>> START Input records

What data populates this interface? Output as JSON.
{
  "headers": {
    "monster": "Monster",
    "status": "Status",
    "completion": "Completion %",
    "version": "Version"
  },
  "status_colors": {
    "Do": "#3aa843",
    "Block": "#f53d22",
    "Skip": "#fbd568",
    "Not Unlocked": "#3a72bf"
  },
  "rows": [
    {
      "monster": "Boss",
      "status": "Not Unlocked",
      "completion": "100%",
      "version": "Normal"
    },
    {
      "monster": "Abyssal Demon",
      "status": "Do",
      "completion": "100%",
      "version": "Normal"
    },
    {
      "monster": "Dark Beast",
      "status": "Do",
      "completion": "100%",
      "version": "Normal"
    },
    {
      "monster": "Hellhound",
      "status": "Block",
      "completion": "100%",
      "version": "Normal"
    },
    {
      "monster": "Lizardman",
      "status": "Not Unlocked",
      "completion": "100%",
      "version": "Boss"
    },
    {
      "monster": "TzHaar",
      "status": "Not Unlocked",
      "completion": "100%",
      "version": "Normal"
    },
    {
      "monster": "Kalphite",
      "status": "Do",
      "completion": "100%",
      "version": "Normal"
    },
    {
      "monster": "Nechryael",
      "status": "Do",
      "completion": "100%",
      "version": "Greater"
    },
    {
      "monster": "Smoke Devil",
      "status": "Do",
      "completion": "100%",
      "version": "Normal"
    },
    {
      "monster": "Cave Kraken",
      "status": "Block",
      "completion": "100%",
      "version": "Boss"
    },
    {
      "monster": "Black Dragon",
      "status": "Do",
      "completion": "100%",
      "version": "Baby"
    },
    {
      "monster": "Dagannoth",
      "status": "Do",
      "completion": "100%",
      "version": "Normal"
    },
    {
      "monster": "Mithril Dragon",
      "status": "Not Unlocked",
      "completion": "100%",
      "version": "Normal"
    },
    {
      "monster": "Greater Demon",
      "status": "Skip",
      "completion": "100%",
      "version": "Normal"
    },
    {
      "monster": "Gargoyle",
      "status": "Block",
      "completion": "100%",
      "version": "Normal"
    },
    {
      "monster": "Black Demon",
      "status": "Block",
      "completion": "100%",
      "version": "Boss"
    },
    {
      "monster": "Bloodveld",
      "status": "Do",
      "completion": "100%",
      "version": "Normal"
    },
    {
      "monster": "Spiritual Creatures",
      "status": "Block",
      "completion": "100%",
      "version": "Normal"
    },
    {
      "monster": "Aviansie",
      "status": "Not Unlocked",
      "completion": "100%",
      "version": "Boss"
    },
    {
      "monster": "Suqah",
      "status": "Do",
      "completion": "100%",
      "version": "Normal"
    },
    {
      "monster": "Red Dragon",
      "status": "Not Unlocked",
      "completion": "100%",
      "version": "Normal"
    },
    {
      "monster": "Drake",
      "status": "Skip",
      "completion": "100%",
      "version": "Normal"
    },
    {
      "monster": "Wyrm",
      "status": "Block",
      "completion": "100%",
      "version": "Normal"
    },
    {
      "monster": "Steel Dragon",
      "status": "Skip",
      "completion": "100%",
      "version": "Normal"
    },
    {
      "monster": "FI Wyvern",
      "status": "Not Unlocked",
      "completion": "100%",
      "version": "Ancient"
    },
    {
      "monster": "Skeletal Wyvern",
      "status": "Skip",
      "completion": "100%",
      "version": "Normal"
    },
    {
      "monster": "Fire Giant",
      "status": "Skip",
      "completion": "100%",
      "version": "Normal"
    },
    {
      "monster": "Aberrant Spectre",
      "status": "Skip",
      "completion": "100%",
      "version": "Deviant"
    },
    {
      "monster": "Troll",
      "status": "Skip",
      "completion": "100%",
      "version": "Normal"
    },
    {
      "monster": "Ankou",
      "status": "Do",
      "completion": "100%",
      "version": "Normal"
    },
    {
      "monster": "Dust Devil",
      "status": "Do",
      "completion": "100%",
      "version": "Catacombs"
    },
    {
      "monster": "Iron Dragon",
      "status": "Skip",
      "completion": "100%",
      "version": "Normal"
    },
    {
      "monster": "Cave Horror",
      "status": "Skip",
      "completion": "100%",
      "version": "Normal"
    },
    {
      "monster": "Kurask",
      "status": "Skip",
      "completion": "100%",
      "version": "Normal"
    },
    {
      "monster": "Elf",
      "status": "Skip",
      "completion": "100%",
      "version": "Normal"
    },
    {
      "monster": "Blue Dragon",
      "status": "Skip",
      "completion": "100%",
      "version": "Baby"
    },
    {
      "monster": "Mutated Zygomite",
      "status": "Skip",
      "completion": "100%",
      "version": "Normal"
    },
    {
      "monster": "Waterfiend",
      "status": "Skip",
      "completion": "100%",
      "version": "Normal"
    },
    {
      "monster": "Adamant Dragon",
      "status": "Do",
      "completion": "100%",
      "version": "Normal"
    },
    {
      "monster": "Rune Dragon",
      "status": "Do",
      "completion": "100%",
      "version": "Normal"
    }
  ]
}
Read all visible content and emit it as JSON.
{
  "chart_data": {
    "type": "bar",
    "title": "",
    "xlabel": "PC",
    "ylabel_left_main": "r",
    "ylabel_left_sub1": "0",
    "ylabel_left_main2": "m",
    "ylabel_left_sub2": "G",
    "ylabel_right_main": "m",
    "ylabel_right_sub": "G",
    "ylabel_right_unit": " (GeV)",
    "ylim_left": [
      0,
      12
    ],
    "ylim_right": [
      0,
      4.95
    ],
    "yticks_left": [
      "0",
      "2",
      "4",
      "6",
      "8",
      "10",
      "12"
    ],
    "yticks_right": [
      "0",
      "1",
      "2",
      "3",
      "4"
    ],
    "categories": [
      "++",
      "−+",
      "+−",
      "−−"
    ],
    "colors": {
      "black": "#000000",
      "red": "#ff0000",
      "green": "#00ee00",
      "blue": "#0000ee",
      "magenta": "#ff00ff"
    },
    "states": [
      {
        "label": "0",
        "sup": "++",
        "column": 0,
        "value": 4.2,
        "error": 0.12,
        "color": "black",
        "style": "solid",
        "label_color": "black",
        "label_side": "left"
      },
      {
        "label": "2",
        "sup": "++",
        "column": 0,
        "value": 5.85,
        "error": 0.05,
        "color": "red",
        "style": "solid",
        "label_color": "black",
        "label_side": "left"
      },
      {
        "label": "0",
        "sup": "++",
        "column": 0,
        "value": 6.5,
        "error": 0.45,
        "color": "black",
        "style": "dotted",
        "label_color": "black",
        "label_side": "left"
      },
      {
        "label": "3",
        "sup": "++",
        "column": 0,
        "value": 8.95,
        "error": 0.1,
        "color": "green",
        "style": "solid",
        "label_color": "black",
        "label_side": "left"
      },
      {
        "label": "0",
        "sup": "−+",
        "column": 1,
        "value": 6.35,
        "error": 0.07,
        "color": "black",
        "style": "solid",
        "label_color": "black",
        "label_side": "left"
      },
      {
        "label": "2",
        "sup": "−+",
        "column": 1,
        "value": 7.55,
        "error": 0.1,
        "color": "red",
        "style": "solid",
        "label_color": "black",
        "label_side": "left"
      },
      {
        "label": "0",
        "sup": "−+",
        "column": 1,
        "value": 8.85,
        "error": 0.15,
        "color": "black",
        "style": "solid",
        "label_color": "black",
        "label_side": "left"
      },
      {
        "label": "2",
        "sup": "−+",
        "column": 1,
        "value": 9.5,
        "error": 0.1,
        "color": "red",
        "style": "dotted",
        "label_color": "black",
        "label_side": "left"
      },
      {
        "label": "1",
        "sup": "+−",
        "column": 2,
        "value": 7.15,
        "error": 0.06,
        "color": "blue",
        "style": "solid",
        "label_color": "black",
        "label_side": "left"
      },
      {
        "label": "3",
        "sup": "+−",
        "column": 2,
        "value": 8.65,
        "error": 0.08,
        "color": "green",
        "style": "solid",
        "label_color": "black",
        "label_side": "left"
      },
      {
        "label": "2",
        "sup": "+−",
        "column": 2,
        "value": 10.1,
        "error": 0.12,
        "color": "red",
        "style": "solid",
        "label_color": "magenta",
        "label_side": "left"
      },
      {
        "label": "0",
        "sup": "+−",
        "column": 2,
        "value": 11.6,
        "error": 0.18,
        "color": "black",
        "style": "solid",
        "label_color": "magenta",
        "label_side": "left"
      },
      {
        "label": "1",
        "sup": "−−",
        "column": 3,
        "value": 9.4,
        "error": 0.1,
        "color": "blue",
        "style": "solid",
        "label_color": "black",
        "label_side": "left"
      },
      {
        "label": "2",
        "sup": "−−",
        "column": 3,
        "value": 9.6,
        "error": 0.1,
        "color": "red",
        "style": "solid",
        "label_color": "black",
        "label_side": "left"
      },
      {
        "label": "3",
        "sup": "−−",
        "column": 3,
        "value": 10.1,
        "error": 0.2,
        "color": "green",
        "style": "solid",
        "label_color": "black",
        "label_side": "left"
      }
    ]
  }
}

>> END Input records

▸ Given exercise: State only how many lines in the material include "JSON".

▸ Full answer: 2